*** Extract ***

- Location in Calaveras County and the state of California
- Wallace Location in the United States
- Coordinates: 38°11′39″N 120°58′41″W﻿ / ﻿38.19417°N 120.97806°W
- Country: United States
- State: California
- County: Calaveras

Area
- • Total: 6.98 sq mi (18.09 km^{2})
- • Land: 4.29 sq mi (11.11 km^{2})
- • Water: 2.69 sq mi (6.97 km^{2}) 38.55%
- Elevation: 194 ft (59 m)

Population (2020)
- • Total: 479
- • Density: 112/sq mi (43.1/km^{2})
- Time zone: UTC-8 (Pacific (PST))
- • Summer (DST): UTC-7 (PDT)
- ZIP code: 95254
- Area code: 209
- FIPS code: 06-83304
- GNIS feature IDs: 1660118, 2409523

= Wallace, California =

Wallace is a census-designated place (CDP) at the far west edge of Calaveras County, California, United States on State Route 12. The population was 479 at the 2020 census, up from 403 at the 2010 census.

==Name==
On the 1883 map of the town site is the name of the surveyor, John Herbert Wallace. It has been widely assumed that he is the one the town is named after. However, according to historian Sal Manna in the July 2006 issue of Las Calaveras, the quarterly magazine of the Calaveras County Historical Society, the town is named for John Herbert Wallace's father, John Wallace, who was a well-known engineer and surveyor in the area. He had been elected San Joaquin County surveyor. John Wallace was also an elder brother of Alfred Russel Wallace, a leading 19th century British naturalist who independently developed a theory of natural selection around the same time as Charles Darwin. John Wallace had originally come to California for the California Gold Rush, but was unsuccessful as a miner.

==Geography==
According to the United States Census Bureau, the CDP has a total area of 7.0 sqmi, of which 61.4% is land and 38.6% is water.

==History==
The town's post office was established in 1883, closed in 1945, and re-established in 1951.

==Demographics==

Wallace first appeared as a census designated place in the 2000 U.S. census.

Historical population
| Census | Pop. | Note | %± |
| 2000 | 220 |  | — |
| 2010 | 403 |  | 83.2% |
| 2020 | 479 |  | 18.9% |
U.S. Decennial Census 1860–1870 1880-1890 1900 1910 1920 1930 1940 1950 1960 1970 1980 1990 2000 2010

===2020 census===

Wallace CDP, California – Racial and ethnic composition Note: the US Census treats Hispanic/Latino as an ethnic category. This table excludes Latinos from the racial categories and assigns them to a separate category. Hispanics/Latinos may be of any race.

*** End of Extract ***
*** Extracted material ***

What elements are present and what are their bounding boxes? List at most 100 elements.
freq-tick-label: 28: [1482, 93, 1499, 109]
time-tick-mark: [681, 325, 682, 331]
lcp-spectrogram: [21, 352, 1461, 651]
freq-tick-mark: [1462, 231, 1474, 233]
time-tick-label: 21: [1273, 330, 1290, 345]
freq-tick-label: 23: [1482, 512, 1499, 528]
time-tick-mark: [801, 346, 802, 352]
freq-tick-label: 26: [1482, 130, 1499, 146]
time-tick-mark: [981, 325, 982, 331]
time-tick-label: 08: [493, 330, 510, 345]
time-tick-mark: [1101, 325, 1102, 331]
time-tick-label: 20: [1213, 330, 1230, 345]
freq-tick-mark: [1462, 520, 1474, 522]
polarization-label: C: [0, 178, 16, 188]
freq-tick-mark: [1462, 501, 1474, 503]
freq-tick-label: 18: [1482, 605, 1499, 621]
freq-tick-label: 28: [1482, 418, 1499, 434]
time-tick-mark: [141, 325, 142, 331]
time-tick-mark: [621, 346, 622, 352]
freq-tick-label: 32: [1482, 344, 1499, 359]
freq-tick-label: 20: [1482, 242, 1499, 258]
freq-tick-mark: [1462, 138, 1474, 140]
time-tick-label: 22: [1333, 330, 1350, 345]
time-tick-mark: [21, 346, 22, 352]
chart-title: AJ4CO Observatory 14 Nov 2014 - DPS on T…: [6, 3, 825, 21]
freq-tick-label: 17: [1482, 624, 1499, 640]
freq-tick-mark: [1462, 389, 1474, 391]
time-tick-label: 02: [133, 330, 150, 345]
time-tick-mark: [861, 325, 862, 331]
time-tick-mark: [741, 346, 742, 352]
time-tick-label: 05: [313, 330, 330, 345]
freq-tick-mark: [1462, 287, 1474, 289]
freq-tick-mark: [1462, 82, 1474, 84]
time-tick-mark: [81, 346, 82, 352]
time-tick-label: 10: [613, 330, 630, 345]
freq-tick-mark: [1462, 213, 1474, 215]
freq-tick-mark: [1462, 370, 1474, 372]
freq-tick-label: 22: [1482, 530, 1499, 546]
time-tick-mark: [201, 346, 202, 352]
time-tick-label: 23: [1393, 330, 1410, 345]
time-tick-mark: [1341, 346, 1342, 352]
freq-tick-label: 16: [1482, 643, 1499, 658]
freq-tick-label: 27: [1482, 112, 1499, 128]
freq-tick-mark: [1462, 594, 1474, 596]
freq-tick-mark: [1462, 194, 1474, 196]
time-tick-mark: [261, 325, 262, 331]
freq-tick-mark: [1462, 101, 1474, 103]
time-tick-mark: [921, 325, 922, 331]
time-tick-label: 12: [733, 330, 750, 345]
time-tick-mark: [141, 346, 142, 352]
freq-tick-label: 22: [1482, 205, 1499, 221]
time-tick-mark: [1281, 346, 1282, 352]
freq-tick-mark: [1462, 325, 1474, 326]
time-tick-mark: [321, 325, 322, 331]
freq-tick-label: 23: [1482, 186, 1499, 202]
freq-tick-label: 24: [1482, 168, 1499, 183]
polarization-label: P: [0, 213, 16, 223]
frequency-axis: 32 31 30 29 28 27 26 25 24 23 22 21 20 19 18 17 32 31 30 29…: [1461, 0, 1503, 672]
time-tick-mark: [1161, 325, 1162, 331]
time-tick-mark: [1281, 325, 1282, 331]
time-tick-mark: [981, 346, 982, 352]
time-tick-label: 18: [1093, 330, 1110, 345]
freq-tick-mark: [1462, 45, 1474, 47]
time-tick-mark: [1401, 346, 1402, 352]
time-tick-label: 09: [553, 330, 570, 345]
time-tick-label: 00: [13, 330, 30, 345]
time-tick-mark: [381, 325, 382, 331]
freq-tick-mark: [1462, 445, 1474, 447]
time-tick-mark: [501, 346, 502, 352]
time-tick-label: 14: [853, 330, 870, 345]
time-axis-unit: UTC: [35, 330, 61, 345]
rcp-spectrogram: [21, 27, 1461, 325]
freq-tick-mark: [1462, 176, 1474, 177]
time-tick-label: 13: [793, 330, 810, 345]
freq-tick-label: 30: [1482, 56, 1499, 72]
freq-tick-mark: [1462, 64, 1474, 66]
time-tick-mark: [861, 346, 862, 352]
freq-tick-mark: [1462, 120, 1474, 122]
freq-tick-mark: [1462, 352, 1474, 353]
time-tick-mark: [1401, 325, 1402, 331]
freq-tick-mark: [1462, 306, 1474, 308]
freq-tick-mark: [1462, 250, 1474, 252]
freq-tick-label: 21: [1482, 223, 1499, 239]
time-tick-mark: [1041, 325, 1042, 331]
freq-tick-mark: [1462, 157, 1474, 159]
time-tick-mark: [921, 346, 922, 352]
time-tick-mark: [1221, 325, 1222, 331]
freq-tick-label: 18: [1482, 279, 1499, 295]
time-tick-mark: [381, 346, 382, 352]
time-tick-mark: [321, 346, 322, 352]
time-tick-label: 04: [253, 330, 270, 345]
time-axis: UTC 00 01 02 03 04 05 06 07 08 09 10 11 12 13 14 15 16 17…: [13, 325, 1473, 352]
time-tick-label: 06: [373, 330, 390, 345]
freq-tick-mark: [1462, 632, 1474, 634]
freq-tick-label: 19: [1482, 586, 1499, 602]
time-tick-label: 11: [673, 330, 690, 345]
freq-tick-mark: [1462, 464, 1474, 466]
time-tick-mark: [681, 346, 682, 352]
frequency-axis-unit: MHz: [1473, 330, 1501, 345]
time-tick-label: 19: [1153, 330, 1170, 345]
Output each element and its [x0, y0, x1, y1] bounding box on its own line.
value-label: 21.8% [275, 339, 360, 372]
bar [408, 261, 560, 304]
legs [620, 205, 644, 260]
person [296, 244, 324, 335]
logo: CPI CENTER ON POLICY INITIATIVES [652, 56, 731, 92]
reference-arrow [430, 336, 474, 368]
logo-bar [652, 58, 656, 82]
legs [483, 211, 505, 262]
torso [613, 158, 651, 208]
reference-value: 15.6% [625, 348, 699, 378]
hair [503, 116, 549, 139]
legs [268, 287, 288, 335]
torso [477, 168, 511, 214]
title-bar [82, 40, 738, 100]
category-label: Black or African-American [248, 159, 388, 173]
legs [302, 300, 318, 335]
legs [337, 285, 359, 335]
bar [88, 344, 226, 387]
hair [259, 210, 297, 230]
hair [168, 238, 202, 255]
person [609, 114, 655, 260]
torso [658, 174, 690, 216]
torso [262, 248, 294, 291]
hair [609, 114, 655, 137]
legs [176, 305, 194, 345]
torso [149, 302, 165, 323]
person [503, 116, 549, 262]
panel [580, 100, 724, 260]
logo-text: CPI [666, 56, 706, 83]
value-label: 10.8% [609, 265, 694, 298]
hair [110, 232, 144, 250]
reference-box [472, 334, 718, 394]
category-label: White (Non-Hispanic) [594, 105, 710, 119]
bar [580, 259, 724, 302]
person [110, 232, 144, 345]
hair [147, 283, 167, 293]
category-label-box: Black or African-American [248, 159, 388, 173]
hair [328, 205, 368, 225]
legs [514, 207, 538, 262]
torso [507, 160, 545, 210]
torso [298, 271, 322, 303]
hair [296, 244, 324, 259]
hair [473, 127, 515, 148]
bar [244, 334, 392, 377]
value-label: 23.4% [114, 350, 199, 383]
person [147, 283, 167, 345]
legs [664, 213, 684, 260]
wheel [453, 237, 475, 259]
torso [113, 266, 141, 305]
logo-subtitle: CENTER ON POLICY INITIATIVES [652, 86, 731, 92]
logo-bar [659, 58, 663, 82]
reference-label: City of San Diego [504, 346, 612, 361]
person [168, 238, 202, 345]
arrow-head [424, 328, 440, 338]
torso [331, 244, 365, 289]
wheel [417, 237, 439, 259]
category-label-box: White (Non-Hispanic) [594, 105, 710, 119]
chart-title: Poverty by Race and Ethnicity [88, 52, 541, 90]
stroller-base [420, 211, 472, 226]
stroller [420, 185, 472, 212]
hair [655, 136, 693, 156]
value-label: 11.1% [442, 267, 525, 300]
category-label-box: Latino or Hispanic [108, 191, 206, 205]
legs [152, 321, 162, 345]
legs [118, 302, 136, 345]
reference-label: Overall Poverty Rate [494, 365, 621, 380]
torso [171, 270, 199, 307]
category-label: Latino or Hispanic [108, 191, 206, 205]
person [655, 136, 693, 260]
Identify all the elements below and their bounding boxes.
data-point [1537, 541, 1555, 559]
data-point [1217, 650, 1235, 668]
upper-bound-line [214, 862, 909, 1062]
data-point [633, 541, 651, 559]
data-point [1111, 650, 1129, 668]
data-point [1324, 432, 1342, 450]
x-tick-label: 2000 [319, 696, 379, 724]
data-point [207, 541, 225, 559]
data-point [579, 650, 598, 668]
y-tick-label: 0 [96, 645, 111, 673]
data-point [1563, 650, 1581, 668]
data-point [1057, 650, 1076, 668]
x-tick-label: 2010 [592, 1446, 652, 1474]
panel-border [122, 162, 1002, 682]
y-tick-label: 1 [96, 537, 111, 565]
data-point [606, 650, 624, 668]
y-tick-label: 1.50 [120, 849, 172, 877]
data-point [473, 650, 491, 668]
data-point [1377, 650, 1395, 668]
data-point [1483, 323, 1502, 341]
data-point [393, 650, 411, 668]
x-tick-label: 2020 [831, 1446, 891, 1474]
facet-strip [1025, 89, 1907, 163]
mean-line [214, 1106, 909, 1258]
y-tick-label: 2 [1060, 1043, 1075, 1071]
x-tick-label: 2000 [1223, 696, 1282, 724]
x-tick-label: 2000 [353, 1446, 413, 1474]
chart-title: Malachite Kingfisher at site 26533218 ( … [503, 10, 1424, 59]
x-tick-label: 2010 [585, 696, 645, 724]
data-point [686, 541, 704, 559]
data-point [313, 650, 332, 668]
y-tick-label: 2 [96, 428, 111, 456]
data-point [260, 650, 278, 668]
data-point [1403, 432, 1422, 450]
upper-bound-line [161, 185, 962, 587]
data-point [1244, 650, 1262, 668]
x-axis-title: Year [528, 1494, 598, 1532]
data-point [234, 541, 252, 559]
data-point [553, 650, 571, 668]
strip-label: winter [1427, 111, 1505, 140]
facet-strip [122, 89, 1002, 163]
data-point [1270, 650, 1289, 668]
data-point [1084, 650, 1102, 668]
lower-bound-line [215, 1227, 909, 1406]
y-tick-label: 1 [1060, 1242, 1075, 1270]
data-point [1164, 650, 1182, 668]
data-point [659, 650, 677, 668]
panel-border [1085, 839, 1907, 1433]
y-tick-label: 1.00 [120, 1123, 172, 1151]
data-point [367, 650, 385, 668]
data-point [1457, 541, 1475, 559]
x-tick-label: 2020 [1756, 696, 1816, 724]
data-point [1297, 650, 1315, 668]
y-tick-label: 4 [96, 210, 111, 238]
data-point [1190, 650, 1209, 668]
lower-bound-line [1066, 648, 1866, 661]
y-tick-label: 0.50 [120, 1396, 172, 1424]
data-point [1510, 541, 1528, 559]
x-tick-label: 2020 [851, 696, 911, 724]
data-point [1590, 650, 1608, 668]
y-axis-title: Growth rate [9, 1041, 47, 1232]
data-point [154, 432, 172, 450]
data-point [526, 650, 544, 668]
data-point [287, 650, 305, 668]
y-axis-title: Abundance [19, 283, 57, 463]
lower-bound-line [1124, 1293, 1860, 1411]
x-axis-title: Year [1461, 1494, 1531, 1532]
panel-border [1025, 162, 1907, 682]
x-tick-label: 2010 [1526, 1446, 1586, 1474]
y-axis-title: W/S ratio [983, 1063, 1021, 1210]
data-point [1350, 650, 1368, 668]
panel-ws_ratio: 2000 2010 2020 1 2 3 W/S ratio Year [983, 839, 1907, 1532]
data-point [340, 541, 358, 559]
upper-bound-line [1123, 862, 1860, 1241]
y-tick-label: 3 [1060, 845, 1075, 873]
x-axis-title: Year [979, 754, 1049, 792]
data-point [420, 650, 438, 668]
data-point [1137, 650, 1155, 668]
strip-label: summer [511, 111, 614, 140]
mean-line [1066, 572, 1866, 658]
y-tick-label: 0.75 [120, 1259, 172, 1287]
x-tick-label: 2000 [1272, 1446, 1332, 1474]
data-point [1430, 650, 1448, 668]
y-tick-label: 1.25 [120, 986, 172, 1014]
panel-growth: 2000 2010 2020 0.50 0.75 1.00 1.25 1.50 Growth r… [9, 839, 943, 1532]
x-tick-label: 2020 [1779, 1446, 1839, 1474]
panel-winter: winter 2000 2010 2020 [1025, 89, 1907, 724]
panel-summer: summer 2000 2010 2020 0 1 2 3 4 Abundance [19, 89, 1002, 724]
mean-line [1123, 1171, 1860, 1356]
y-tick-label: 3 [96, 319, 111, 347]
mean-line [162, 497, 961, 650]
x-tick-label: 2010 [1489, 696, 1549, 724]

*** End of Extracted material ***

Your objective => Could you reproduce everything in the Wallace article from "- • Water: 2.69" down to "(DST): UTC-7 (PDT)"? Rely on the Wallace article alone.

Answer section =>
- • Water: 2.69 sq mi (6.97 km^{2}) 38.55%
- Elevation: 194 ft (59 m)

Population (2020)
- • Total: 479
- • Density: 112/sq mi (43.1/km^{2})
- Time zone: UTC-8 (Pacific (PST))
- • Summer (DST): UTC-7 (PDT)